• Written exercise: Reproduce the records. Keep every word exact and include no images.

• Dataset entries:
----------
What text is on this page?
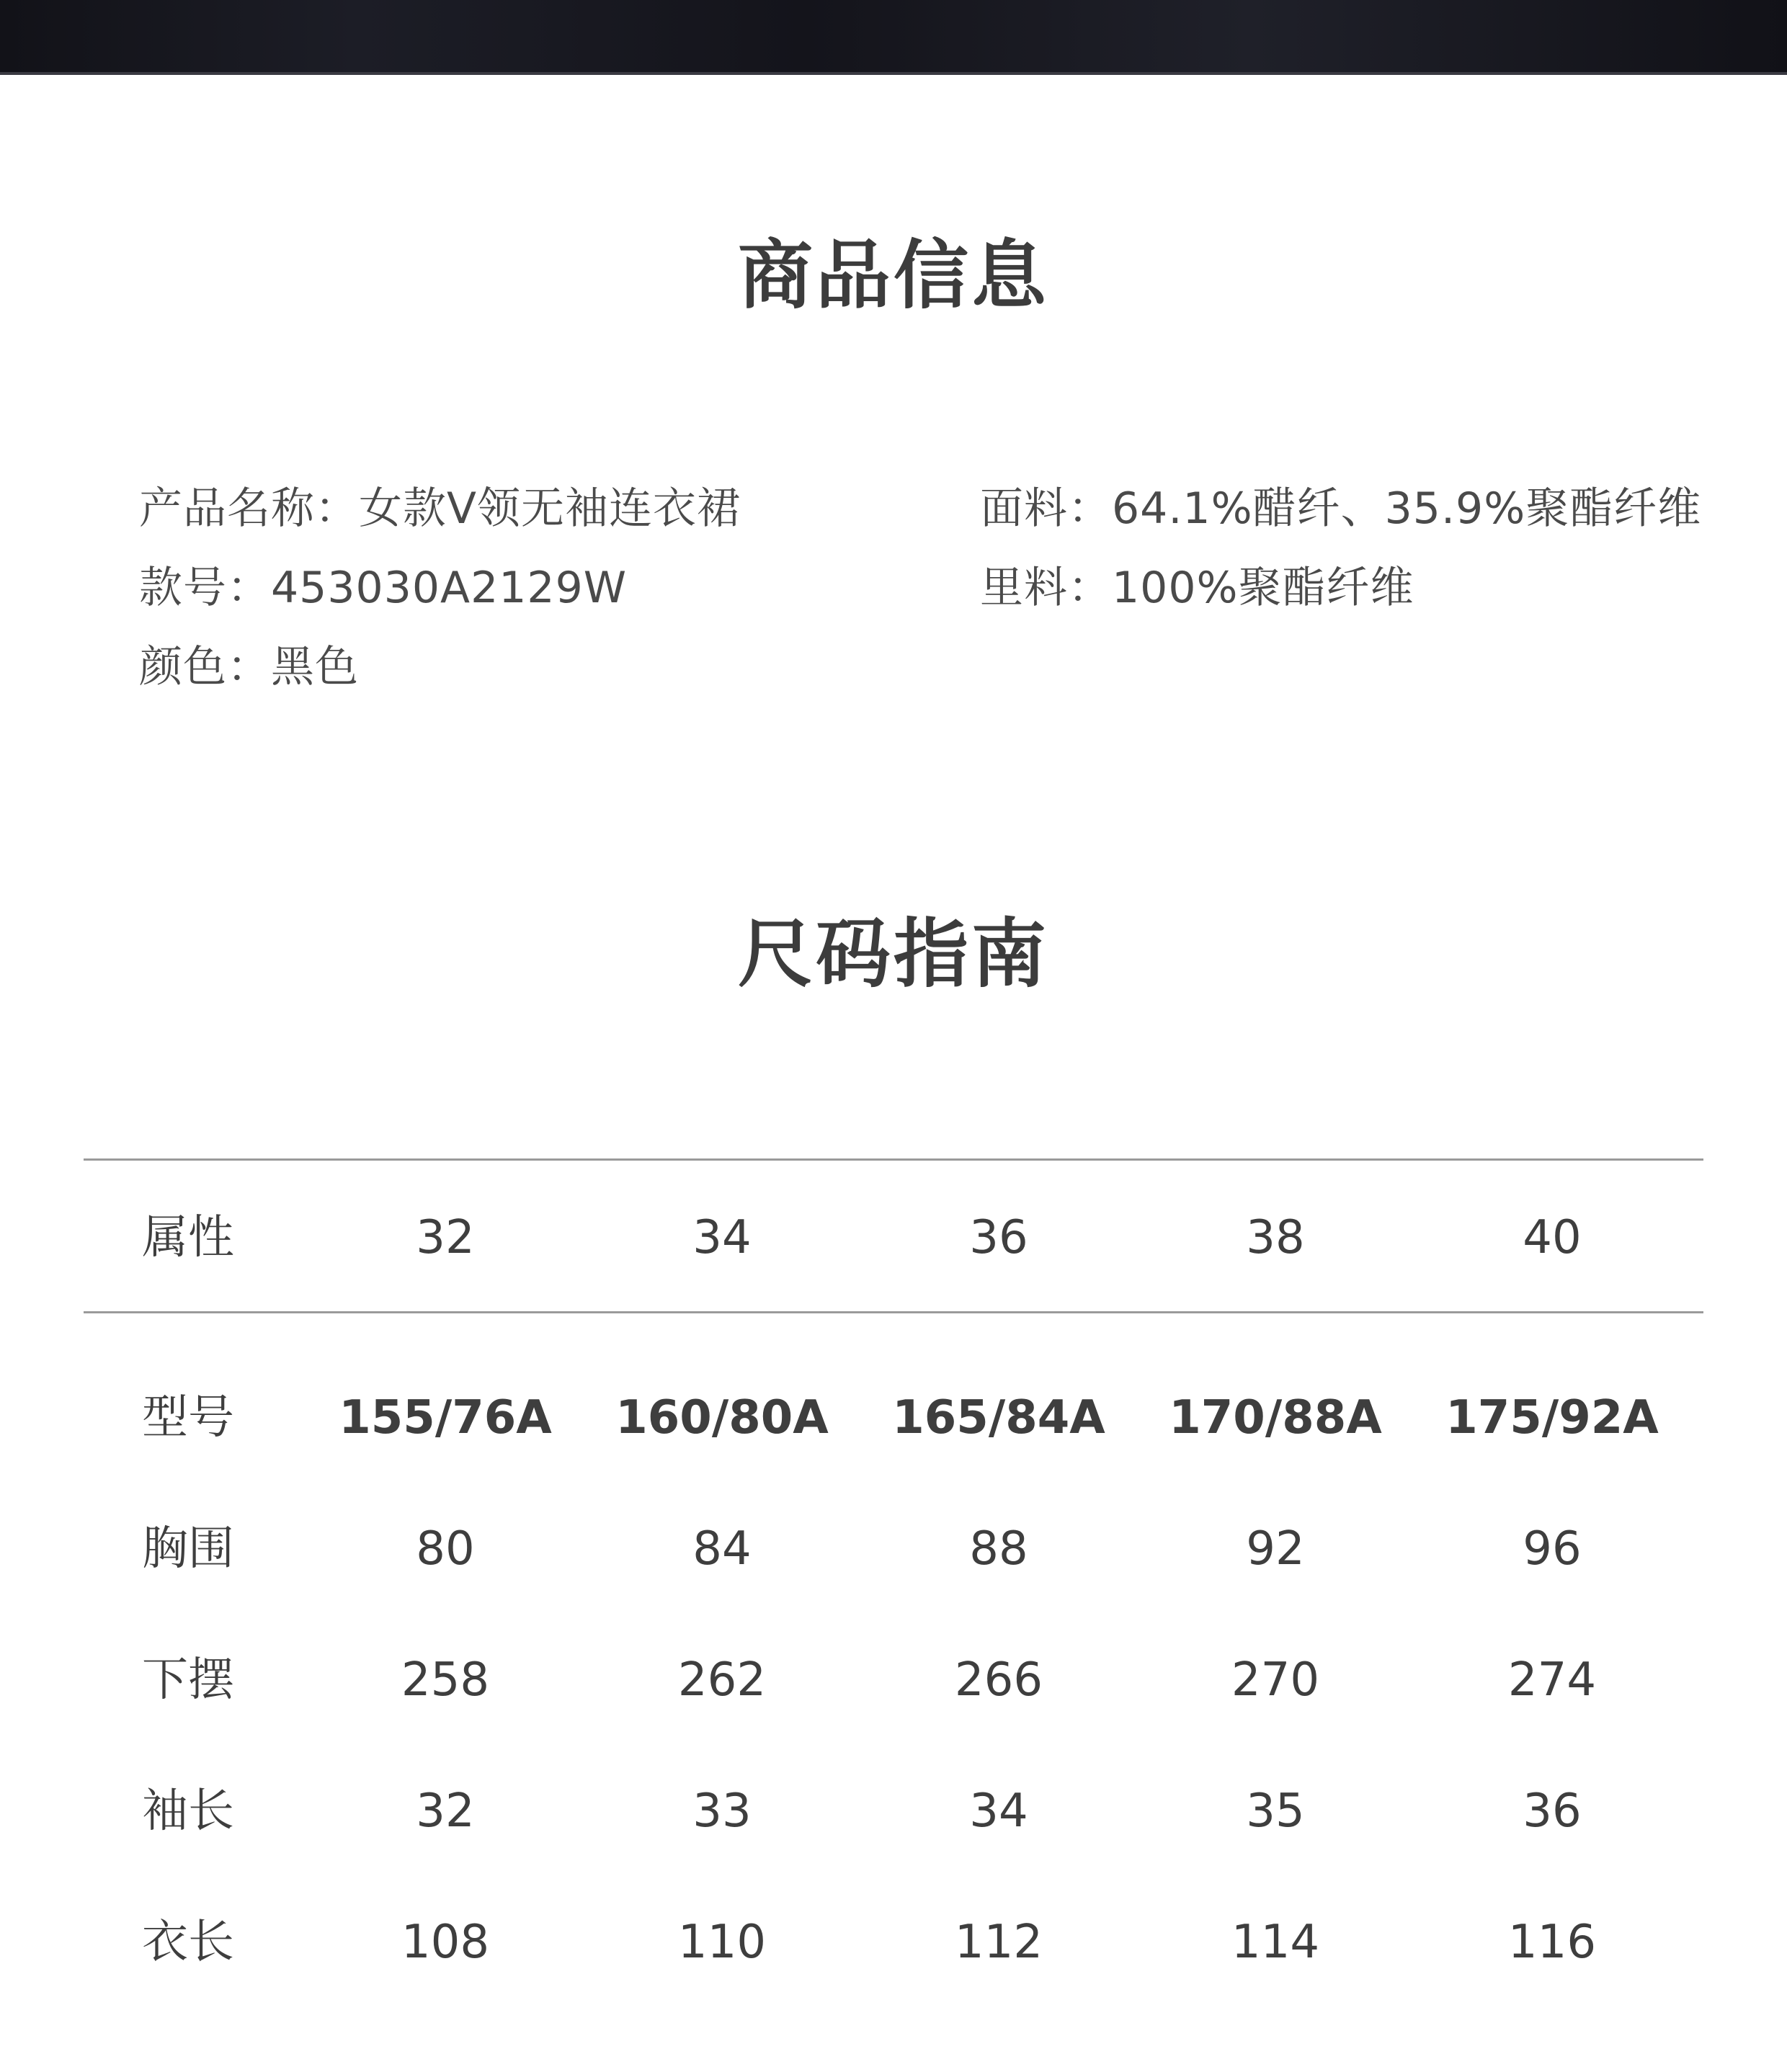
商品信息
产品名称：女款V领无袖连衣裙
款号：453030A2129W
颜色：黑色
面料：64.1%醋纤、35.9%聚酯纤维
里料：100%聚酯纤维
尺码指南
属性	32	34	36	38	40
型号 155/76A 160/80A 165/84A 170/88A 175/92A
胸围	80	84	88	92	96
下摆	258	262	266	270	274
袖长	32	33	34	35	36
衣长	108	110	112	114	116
----------
• Full response:
What text is on this page?
商品信息
产品名称：女款V领无袖连衣裙
款号：453030A2129W
颜色：黑色
面料：64.1%醋纤、35.9%聚酯纤维
里料：100%聚酯纤维
尺码指南
属性	32	34	36	38	40
型号 155/76A 160/80A 165/84A 170/88A 175/92A
胸围	80	84	88	92	96
下摆	258	262	266	270	274
袖长	32	33	34	35	36
衣长	108	110	112	114	116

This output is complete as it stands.